• _EXERCISE BRIEF_
Extract each line of the data and write it out again exactly.

• _Records from a data source_
-- BEGIN --
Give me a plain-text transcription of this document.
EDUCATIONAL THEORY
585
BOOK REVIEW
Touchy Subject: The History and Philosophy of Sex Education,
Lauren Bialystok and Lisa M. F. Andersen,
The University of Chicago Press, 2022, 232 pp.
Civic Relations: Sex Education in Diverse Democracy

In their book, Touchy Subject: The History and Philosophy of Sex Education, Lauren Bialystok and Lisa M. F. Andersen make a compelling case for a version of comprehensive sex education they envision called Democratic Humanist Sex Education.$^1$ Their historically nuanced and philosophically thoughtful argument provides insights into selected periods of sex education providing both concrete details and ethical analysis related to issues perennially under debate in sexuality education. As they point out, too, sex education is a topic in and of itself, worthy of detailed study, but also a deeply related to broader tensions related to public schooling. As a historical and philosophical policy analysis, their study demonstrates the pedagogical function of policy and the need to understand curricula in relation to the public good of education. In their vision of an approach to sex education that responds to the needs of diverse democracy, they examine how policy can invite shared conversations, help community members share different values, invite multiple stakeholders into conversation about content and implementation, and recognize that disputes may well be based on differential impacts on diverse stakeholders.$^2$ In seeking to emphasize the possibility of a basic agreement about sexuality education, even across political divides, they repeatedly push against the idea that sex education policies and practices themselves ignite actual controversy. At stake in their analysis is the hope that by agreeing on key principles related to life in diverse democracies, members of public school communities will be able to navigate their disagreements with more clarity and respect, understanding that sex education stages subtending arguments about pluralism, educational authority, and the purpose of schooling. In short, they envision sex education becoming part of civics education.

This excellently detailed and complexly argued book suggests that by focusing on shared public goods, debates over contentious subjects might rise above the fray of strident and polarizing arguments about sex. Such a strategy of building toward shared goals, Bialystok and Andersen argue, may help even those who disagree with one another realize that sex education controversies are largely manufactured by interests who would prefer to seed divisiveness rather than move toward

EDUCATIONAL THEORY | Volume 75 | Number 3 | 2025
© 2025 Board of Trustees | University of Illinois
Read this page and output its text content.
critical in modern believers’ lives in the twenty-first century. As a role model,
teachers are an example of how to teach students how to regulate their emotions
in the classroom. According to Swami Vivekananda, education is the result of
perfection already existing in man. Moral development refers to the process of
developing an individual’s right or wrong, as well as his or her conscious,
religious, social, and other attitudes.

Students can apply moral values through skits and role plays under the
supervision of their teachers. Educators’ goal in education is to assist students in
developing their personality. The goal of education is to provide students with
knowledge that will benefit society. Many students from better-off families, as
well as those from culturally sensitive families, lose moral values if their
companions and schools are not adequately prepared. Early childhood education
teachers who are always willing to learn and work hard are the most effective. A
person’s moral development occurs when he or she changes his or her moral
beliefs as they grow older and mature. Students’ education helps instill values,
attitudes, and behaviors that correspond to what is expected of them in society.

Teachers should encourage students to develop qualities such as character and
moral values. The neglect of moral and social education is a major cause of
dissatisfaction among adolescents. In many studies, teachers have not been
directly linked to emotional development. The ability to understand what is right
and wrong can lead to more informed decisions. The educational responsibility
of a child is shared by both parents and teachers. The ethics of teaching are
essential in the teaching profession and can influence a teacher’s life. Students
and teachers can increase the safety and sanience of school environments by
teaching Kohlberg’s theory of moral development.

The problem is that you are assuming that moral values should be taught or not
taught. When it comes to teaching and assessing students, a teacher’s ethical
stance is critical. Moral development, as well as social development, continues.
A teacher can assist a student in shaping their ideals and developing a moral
-- END --
• _RESULT BELOW_
Give me a plain-text transcription of this document.
EDUCATIONAL THEORY
585
BOOK REVIEW
Touchy Subject: The History and Philosophy of Sex Education,
Lauren Bialystok and Lisa M. F. Andersen,
The University of Chicago Press, 2022, 232 pp.
Civic Relations: Sex Education in Diverse Democracy

In their book, Touchy Subject: The History and Philosophy of Sex Education, Lauren Bialystok and Lisa M. F. Andersen make a compelling case for a version of comprehensive sex education they envision called Democratic Humanist Sex Education.$^1$ Their historically nuanced and philosophically thoughtful argument provides insights into selected periods of sex education providing both concrete details and ethical analysis related to issues perennially under debate in sexuality education. As they point out, too, sex education is a topic in and of itself, worthy of detailed study, but also a deeply related to broader tensions related to public schooling. As a historical and philosophical policy analysis, their study demonstrates the pedagogical function of policy and the need to understand curricula in relation to the public good of education. In their vision of an approach to sex education that responds to the needs of diverse democracy, they examine how policy can invite shared conversations, help community members share different values, invite multiple stakeholders into conversation about content and implementation, and recognize that disputes may well be based on differential impacts on diverse stakeholders.$^2$ In seeking to emphasize the possibility of a basic agreement about sexuality education, even across political divides, they repeatedly push against the idea that sex education policies and practices themselves ignite actual controversy. At stake in their analysis is the hope that by agreeing on key principles related to life in diverse democracies, members of public school communities will be able to navigate their disagreements with more clarity and respect, understanding that sex education stages subtending arguments about pluralism, educational authority, and the purpose of schooling. In short, they envision sex education becoming part of civics education.

This excellently detailed and complexly argued book suggests that by focusing on shared public goods, debates over contentious subjects might rise above the fray of strident and polarizing arguments about sex. Such a strategy of building toward shared goals, Bialystok and Andersen argue, may help even those who disagree with one another realize that sex education controversies are largely manufactured by interests who would prefer to seed divisiveness rather than move toward

EDUCATIONAL THEORY | Volume 75 | Number 3 | 2025
© 2025 Board of Trustees | University of Illinois
Read this page and output its text content.
critical in modern believers’ lives in the twenty-first century. As a role model,
teachers are an example of how to teach students how to regulate their emotions
in the classroom. According to Swami Vivekananda, education is the result of
perfection already existing in man. Moral development refers to the process of
developing an individual’s right or wrong, as well as his or her conscious,
religious, social, and other attitudes.

Students can apply moral values through skits and role plays under the
supervision of their teachers. Educators’ goal in education is to assist students in
developing their personality. The goal of education is to provide students with
knowledge that will benefit society. Many students from better-off families, as
well as those from culturally sensitive families, lose moral values if their
companions and schools are not adequately prepared. Early childhood education
teachers who are always willing to learn and work hard are the most effective. A
person’s moral development occurs when he or she changes his or her moral
beliefs as they grow older and mature. Students’ education helps instill values,
attitudes, and behaviors that correspond to what is expected of them in society.

Teachers should encourage students to develop qualities such as character and
moral values. The neglect of moral and social education is a major cause of
dissatisfaction among adolescents. In many studies, teachers have not been
directly linked to emotional development. The ability to understand what is right
and wrong can lead to more informed decisions. The educational responsibility
of a child is shared by both parents and teachers. The ethics of teaching are
essential in the teaching profession and can influence a teacher’s life. Students
and teachers can increase the safety and sanience of school environments by
teaching Kohlberg’s theory of moral development.

The problem is that you are assuming that moral values should be taught or not
taught. When it comes to teaching and assessing students, a teacher’s ethical
stance is critical. Moral development, as well as social development, continues.
A teacher can assist a student in shaping their ideals and developing a moral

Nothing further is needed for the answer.